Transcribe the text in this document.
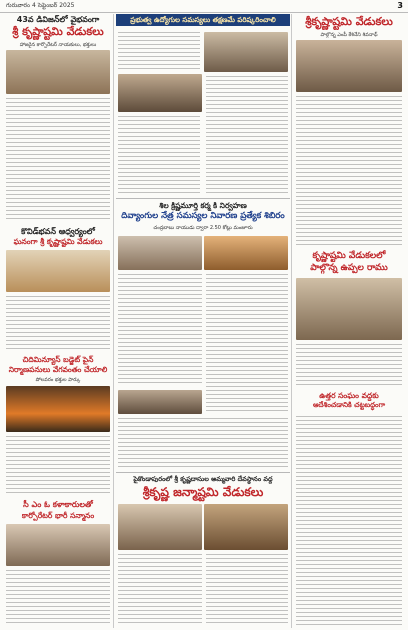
గురువారం 4 సెప్టెంబర్ 2025	3
43వ డివిజన్‌లో వైభవంగా
శ్రీ కృష్ణాష్టమి వేడుకలు
హాజరైన కార్పొరేటర్ నాయకులు, భక్తులు
కొవిడ్‌భవన్ ఆధ్వర్యంలో
ఘనంగా శ్రీ కృష్ణాష్టమి వేడుకలు
చిదిమిన్యూస్ బడ్జెట్ పైన్
నిర్మాణపనులు వేగవంతం చేయాలి
పోలవరం భక్తుల పార్కు
సీ ఎం ఓ కళాకారులతో
కార్పోరేటర్ భారీ సన్మానం
ప్రభుత్వ ఉద్యోగుల సమస్యలు తక్షణమే పరిష్కరించాలి
శిల క్రిష్ణమూర్తి కర్మ కి నిర్వహణ
దివ్యాంగుల నేత్ర సమస్యల నివారణ ప్రత్యేక శిబిరం
చంద్రబాబు నాయుడు ద్వారా 2.50 కోట్లు మంజూరు
పైకొండాపురంలో శ్రీ కృష్ణదాసుల అమ్మవారి దేవస్థానం వద్ద
శ్రీకృష్ణ జన్మాష్టమి వేడుకలు
శ్రీకృష్ణాష్టమి వేడుకలు
పాల్గొన్న ఎంపీ కేశినేని శివనాథ్
కృష్ణాష్టమి వేడుకలలో
పాల్గొన్న ఉప్పల రాము
ఉత్తర సంఘం వద్దకు
ఆదేశించడానికి చట్టబద్ధంగా
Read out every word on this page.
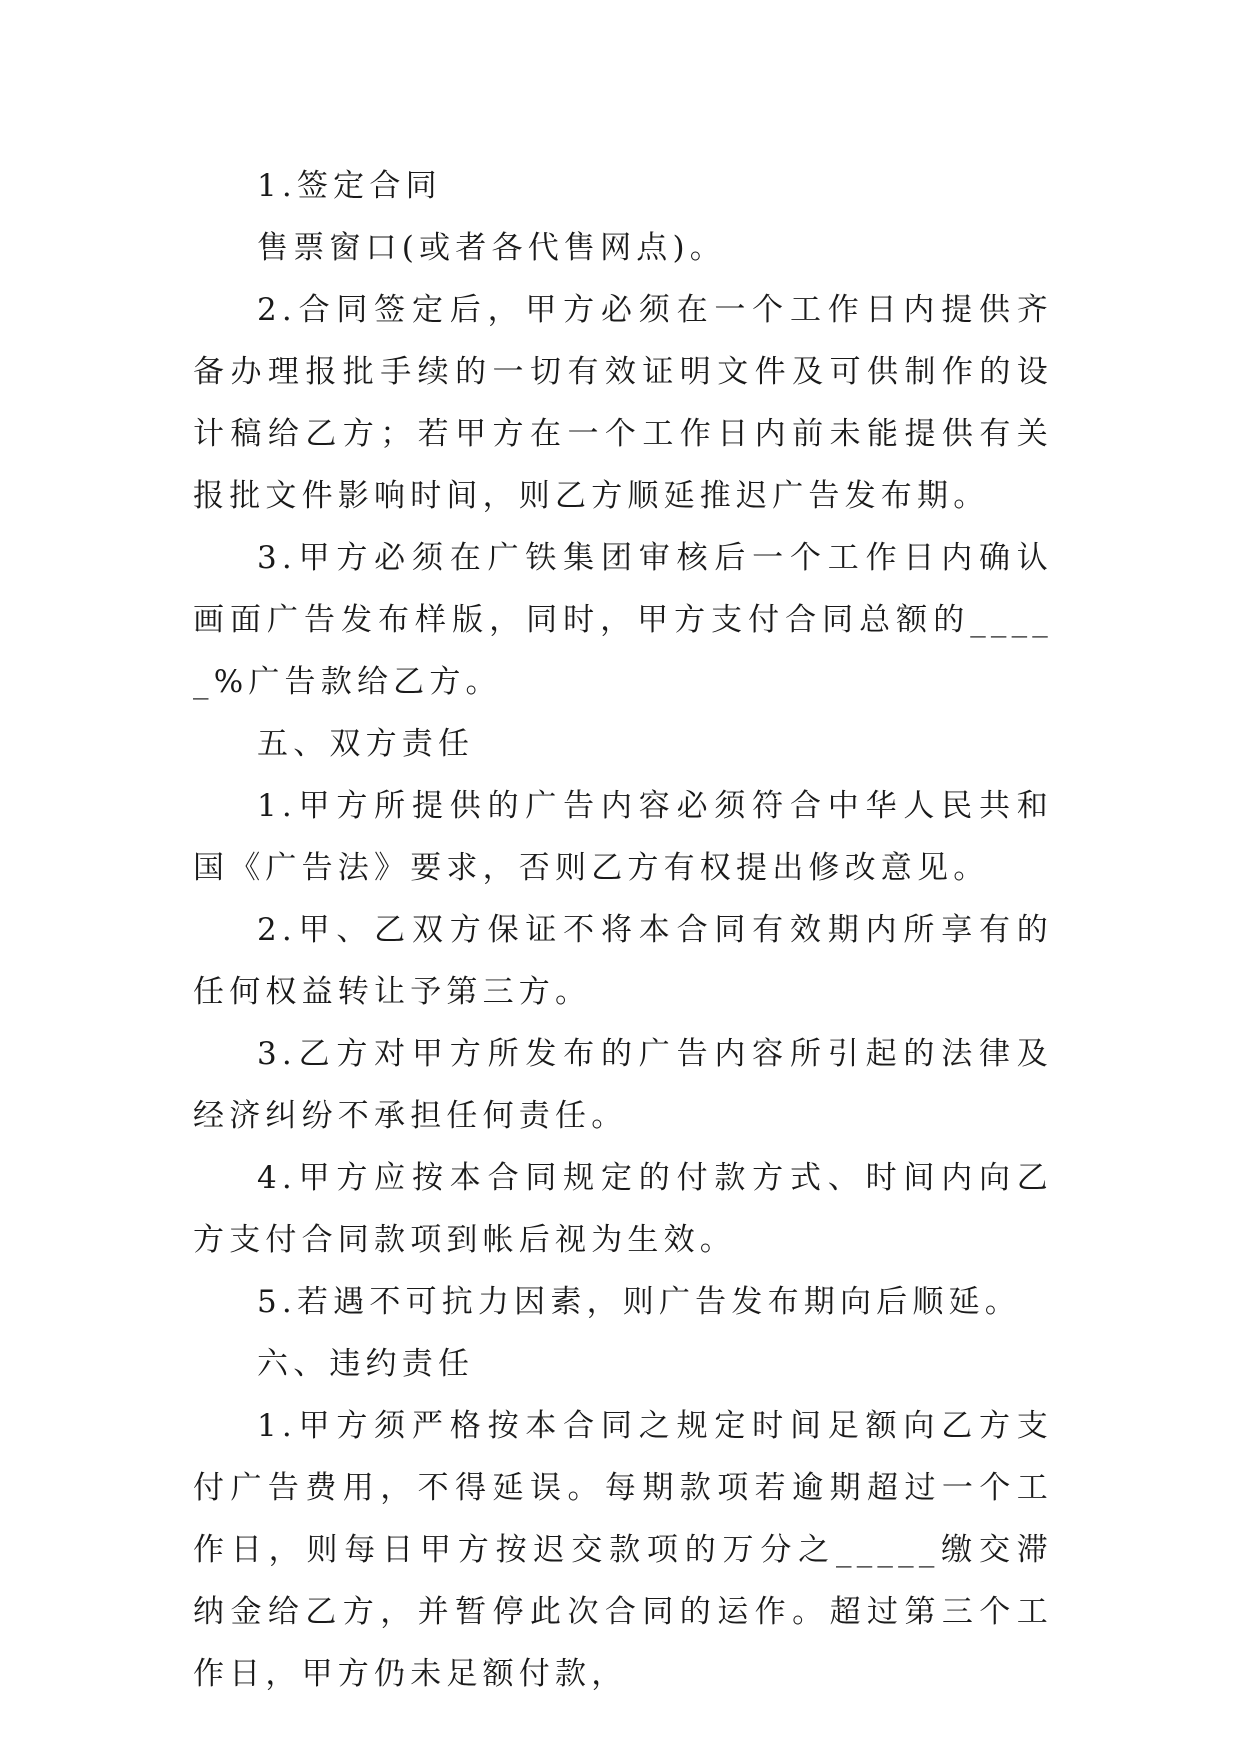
1.签定合同

售票窗口(或者各代售网点)。

2.合同签定后，甲方必须在一个工作日内提供齐备办理报批手续的一切有效证明文件及可供制作的设计稿给乙方；若甲方在一个工作日内前未能提供有关报批文件影响时间，则乙方顺延推迟广告发布期。

3.甲方必须在广铁集团审核后一个工作日内确认画面广告发布样版，同时，甲方支付合同总额的_____%广告款给乙方。

五、双方责任

1.甲方所提供的广告内容必须符合中华人民共和国《广告法》要求，否则乙方有权提出修改意见。

2.甲、乙双方保证不将本合同有效期内所享有的任何权益转让予第三方。

3.乙方对甲方所发布的广告内容所引起的法律及经济纠纷不承担任何责任。

4.甲方应按本合同规定的付款方式、时间内向乙方支付合同款项到帐后视为生效。

5.若遇不可抗力因素，则广告发布期向后顺延。

六、违约责任

1.甲方须严格按本合同之规定时间足额向乙方支付广告费用，不得延误。每期款项若逾期超过一个工作日，则每日甲方按迟交款项的万分之_____缴交滞纳金给乙方，并暂停此次合同的运作。超过第三个工作日，甲方仍未足额付款，
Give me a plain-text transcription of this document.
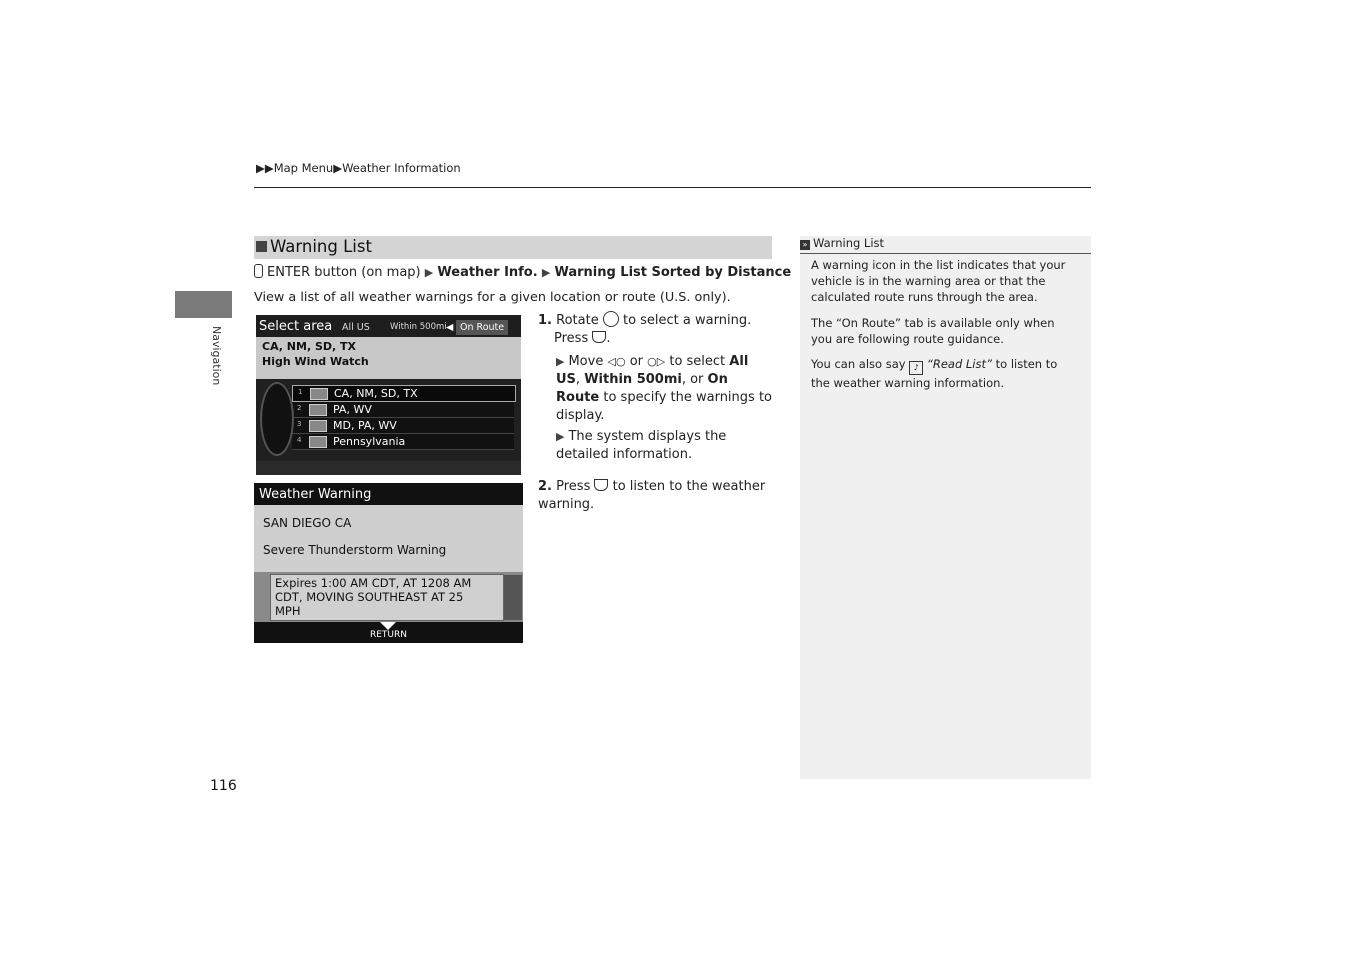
▶▶Map Menu▶Weather Information
Navigation
Warning List
ENTER button (on map) ▶ Weather Info. ▶ Warning List Sorted by Distance
View a list of all weather warnings for a given location or route (U.S. only).
Select area All US Within 500mi ◀ On Route
CA, NM, SD, TX
High Wind Watch
1	CA, NM, SD, TX
2	PA, WV
3	MD, PA, WV
4	Pennsylvania
Weather Warning
SAN DIEGO CA
Severe Thunderstorm Warning
Expires 1:00 AM CDT, AT 1208 AM
CDT, MOVING SOUTHEAST AT 25
MPH
RETURN
1. Rotate to select a warning.
Press .
▶ Move ◁○ or ○▷ to select All US, Within 500mi, or On Route to specify the warnings to display.
▶ The system displays the detailed information.
2. Press to listen to the weather warning.
» Warning List
A warning icon in the list indicates that your vehicle is in the warning area or that the calculated route runs through the area.
The “On Route” tab is available only when you are following route guidance.
You can also say ♪ “Read List” to listen to the weather warning information.
116
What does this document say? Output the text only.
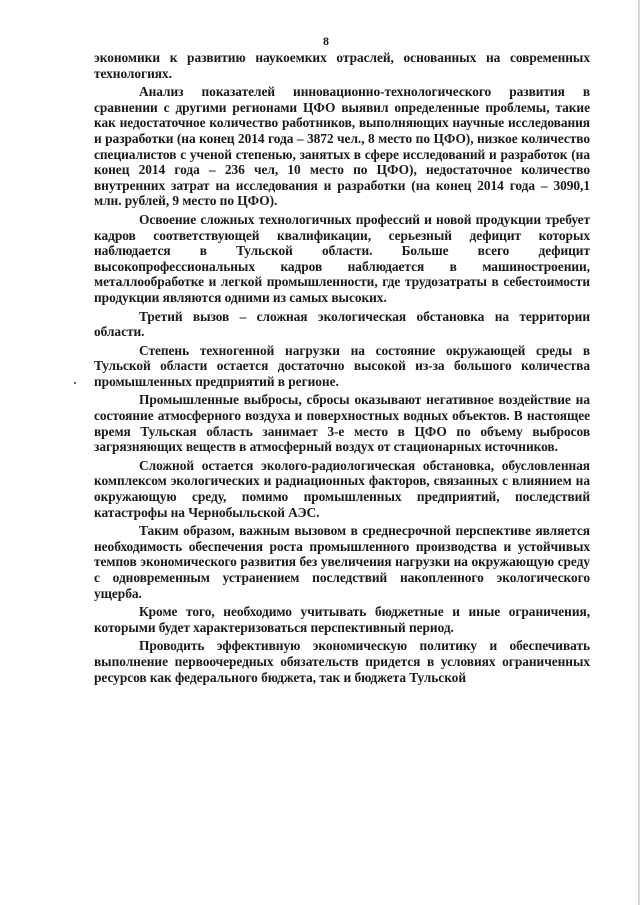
8

экономики к развитию наукоемких отраслей, основанных на современных технологиях.

Анализ показателей инновационно-технологического развития в сравнении с другими регионами ЦФО выявил определенные проблемы, такие как недостаточное количество работников, выполняющих научные исследования и разработки (на конец 2014 года – 3872 чел., 8 место по ЦФО), низкое количество специалистов с ученой степенью, занятых в сфере исследований и разработок (на конец 2014 года – 236 чел, 10 место по ЦФО), недостаточное количество внутренних затрат на исследования и разработки (на конец 2014 года – 3090,1 млн. рублей, 9 место по ЦФО).

Освоение сложных технологичных профессий и новой продукции требует кадров соответствующей квалификации, серьезный дефицит которых наблюдается в Тульской области. Больше всего дефицит высокопрофессиональных кадров наблюдается в машиностроении, металлообработке и легкой промышленности, где трудозатраты в себестоимости продукции являются одними из самых высоких.

Третий вызов – сложная экологическая обстановка на территории области.

Степень техногенной нагрузки на состояние окружающей среды в Тульской области остается достаточно высокой из-за большого количества промышленных предприятий в регионе.

Промышленные выбросы, сбросы оказывают негативное воздействие на состояние атмосферного воздуха и поверхностных водных объектов. В настоящее время Тульская область занимает 3-е место в ЦФО по объему выбросов загрязняющих веществ в атмосферный воздух от стационарных источников.

Сложной остается эколого-радиологическая обстановка, обусловленная комплексом экологических и радиационных факторов, связанных с влиянием на окружающую среду, помимо промышленных предприятий, последствий катастрофы на Чернобыльской АЭС.

Таким образом, важным вызовом в среднесрочной перспективе является необходимость обеспечения роста промышленного производства и устойчивых темпов экономического развития без увеличения нагрузки на окружающую среду с одновременным устранением последствий накопленного экологического ущерба.

Кроме того, необходимо учитывать бюджетные и иные ограничения, которыми будет характеризоваться перспективный период.

Проводить эффективную экономическую политику и обеспечивать выполнение первоочередных обязательств придется в условиях ограниченных ресурсов как федерального бюджета, так и бюджета Тульской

*-*-*

### STATED TASK
Omit the pictures and give the material again, exactly and in full.

### SOLUTION
Transcribe the text in this document.
గురువారం 4 సెప్టెంబర్ 2025	3
43వ డివిజన్‌లో వైభవంగా
శ్రీ కృష్ణాష్టమి వేడుకలు
హాజరైన కార్పొరేటర్ నాయకులు, భక్తులు
కొవిడ్‌భవన్ ఆధ్వర్యంలో
ఘనంగా శ్రీ కృష్ణాష్టమి వేడుకలు
చిదిమిన్యూస్ బడ్జెట్ పైన్
నిర్మాణపనులు వేగవంతం చేయాలి
పోలవరం భక్తుల పార్కు
సీ ఎం ఓ కళాకారులతో
కార్పోరేటర్ భారీ సన్మానం
ప్రభుత్వ ఉద్యోగుల సమస్యలు తక్షణమే పరిష్కరించాలి
శిల క్రిష్ణమూర్తి కర్మ కి నిర్వహణ
దివ్యాంగుల నేత్ర సమస్యల నివారణ ప్రత్యేక శిబిరం
చంద్రబాబు నాయుడు ద్వారా 2.50 కోట్లు మంజూరు
పైకొండాపురంలో శ్రీ కృష్ణదాసుల అమ్మవారి దేవస్థానం వద్ద
శ్రీకృష్ణ జన్మాష్టమి వేడుకలు
శ్రీకృష్ణాష్టమి వేడుకలు
పాల్గొన్న ఎంపీ కేశినేని శివనాథ్
కృష్ణాష్టమి వేడుకలలో
పాల్గొన్న ఉప్పల రాము
ఉత్తర సంఘం వద్దకు
ఆదేశించడానికి చట్టబద్ధంగా
Read out every word on this page.
1.签定合同

售票窗口(或者各代售网点)。

2.合同签定后，甲方必须在一个工作日内提供齐备办理报批手续的一切有效证明文件及可供制作的设计稿给乙方；若甲方在一个工作日内前未能提供有关报批文件影响时间，则乙方顺延推迟广告发布期。

3.甲方必须在广铁集团审核后一个工作日内确认画面广告发布样版，同时，甲方支付合同总额的_____%广告款给乙方。

五、双方责任

1.甲方所提供的广告内容必须符合中华人民共和国《广告法》要求，否则乙方有权提出修改意见。

2.甲、乙双方保证不将本合同有效期内所享有的任何权益转让予第三方。

3.乙方对甲方所发布的广告内容所引起的法律及经济纠纷不承担任何责任。

4.甲方应按本合同规定的付款方式、时间内向乙方支付合同款项到帐后视为生效。

5.若遇不可抗力因素，则广告发布期向后顺延。

六、违约责任

1.甲方须严格按本合同之规定时间足额向乙方支付广告费用，不得延误。每期款项若逾期超过一个工作日，则每日甲方按迟交款项的万分之_____缴交滞纳金给乙方，并暂停此次合同的运作。超过第三个工作日，甲方仍未足额付款，
Give me a plain-text transcription of this document.
▶▶Map Menu▶Weather Information
Navigation
Warning List
ENTER button (on map) ▶ Weather Info. ▶ Warning List Sorted by Distance
View a list of all weather warnings for a given location or route (U.S. only).
Select area All US Within 500mi ◀ On Route
CA, NM, SD, TX
High Wind Watch
1	CA, NM, SD, TX
2	PA, WV
3	MD, PA, WV
4	Pennsylvania
Weather Warning
SAN DIEGO CA
Severe Thunderstorm Warning
Expires 1:00 AM CDT, AT 1208 AM
CDT, MOVING SOUTHEAST AT 25
MPH
RETURN
1. Rotate to select a warning.
Press .
▶ Move ◁○ or ○▷ to select All US, Within 500mi, or On Route to specify the warnings to display.
▶ The system displays the detailed information.
2. Press to listen to the weather warning.
» Warning List
A warning icon in the list indicates that your vehicle is in the warning area or that the calculated route runs through the area.
The “On Route” tab is available only when you are following route guidance.
You can also say ♪ “Read List” to listen to the weather warning information.
116
What does this document say? Output the text only.
8

экономики к развитию наукоемких отраслей, основанных на современных технологиях.

Анализ показателей инновационно-технологического развития в сравнении с другими регионами ЦФО выявил определенные проблемы, такие как недостаточное количество работников, выполняющих научные исследования и разработки (на конец 2014 года – 3872 чел., 8 место по ЦФО), низкое количество специалистов с ученой степенью, занятых в сфере исследований и разработок (на конец 2014 года – 236 чел, 10 место по ЦФО), недостаточное количество внутренних затрат на исследования и разработки (на конец 2014 года – 3090,1 млн. рублей, 9 место по ЦФО).

Освоение сложных технологичных профессий и новой продукции требует кадров соответствующей квалификации, серьезный дефицит которых наблюдается в Тульской области. Больше всего дефицит высокопрофессиональных кадров наблюдается в машиностроении, металлообработке и легкой промышленности, где трудозатраты в себестоимости продукции являются одними из самых высоких.

Третий вызов – сложная экологическая обстановка на территории области.

Степень техногенной нагрузки на состояние окружающей среды в Тульской области остается достаточно высокой из-за большого количества промышленных предприятий в регионе.

Промышленные выбросы, сбросы оказывают негативное воздействие на состояние атмосферного воздуха и поверхностных водных объектов. В настоящее время Тульская область занимает 3-е место в ЦФО по объему выбросов загрязняющих веществ в атмосферный воздух от стационарных источников.

Сложной остается эколого-радиологическая обстановка, обусловленная комплексом экологических и радиационных факторов, связанных с влиянием на окружающую среду, помимо промышленных предприятий, последствий катастрофы на Чернобыльской АЭС.

Таким образом, важным вызовом в среднесрочной перспективе является необходимость обеспечения роста промышленного производства и устойчивых темпов экономического развития без увеличения нагрузки на окружающую среду с одновременным устранением последствий накопленного экологического ущерба.

Кроме того, необходимо учитывать бюджетные и иные ограничения, которыми будет характеризоваться перспективный период.

Проводить эффективную экономическую политику и обеспечивать выполнение первоочередных обязательств придется в условиях ограниченных ресурсов как федерального бюджета, так и бюджета Тульской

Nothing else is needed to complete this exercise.